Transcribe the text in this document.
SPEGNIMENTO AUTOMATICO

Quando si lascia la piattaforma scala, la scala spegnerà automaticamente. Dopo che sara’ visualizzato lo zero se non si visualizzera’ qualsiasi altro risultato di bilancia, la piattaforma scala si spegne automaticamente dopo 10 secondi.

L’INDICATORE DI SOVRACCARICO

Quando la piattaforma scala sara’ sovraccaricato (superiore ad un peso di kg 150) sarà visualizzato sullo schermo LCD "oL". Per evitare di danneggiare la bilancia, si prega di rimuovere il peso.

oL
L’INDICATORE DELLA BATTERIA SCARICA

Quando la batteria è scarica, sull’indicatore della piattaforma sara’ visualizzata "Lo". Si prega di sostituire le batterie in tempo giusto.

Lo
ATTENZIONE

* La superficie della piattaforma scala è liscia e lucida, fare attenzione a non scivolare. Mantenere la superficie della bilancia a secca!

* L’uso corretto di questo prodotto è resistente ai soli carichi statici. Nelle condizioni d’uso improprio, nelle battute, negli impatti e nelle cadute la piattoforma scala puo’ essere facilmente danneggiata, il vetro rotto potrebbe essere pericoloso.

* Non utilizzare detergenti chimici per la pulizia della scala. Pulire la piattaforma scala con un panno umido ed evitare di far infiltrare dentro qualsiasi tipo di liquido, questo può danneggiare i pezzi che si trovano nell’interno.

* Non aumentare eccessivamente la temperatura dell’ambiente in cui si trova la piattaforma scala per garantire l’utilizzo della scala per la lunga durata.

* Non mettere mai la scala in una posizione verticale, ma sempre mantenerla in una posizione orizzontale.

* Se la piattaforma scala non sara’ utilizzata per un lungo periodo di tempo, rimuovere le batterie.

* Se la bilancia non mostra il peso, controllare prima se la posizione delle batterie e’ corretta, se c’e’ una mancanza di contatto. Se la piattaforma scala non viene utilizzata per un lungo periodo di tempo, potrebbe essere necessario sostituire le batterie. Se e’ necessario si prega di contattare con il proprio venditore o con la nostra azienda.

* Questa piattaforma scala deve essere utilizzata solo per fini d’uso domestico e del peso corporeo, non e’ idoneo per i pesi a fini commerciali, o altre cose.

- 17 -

━━━━━━

- What you are asked to do -
Make an exact copy of the material above.

- Problem solution -
Transcribe the text in this document.
SPEGNIMENTO AUTOMATICO

Quando si lascia la piattaforma scala, la scala spegnerà automaticamente. Dopo che sara’ visualizzato lo zero se non si visualizzera’ qualsiasi altro risultato di bilancia, la piattaforma scala si spegne automaticamente dopo 10 secondi.

L’INDICATORE DI SOVRACCARICO

Quando la piattaforma scala sara’ sovraccaricato (superiore ad un peso di kg 150) sarà visualizzato sullo schermo LCD "oL". Per evitare di danneggiare la bilancia, si prega di rimuovere il peso.

oL
L’INDICATORE DELLA BATTERIA SCARICA

Quando la batteria è scarica, sull’indicatore della piattaforma sara’ visualizzata "Lo". Si prega di sostituire le batterie in tempo giusto.

Lo
ATTENZIONE

* La superficie della piattaforma scala è liscia e lucida, fare attenzione a non scivolare. Mantenere la superficie della bilancia a secca!

* L’uso corretto di questo prodotto è resistente ai soli carichi statici. Nelle condizioni d’uso improprio, nelle battute, negli impatti e nelle cadute la piattoforma scala puo’ essere facilmente danneggiata, il vetro rotto potrebbe essere pericoloso.

* Non utilizzare detergenti chimici per la pulizia della scala. Pulire la piattaforma scala con un panno umido ed evitare di far infiltrare dentro qualsiasi tipo di liquido, questo può danneggiare i pezzi che si trovano nell’interno.

* Non aumentare eccessivamente la temperatura dell’ambiente in cui si trova la piattaforma scala per garantire l’utilizzo della scala per la lunga durata.

* Non mettere mai la scala in una posizione verticale, ma sempre mantenerla in una posizione orizzontale.

* Se la piattaforma scala non sara’ utilizzata per un lungo periodo di tempo, rimuovere le batterie.

* Se la bilancia non mostra il peso, controllare prima se la posizione delle batterie e’ corretta, se c’e’ una mancanza di contatto. Se la piattaforma scala non viene utilizzata per un lungo periodo di tempo, potrebbe essere necessario sostituire le batterie. Se e’ necessario si prega di contattare con il proprio venditore o con la nostra azienda.

* Questa piattaforma scala deve essere utilizzata solo per fini d’uso domestico e del peso corporeo, non e’ idoneo per i pesi a fini commerciali, o altre cose.

- 17 -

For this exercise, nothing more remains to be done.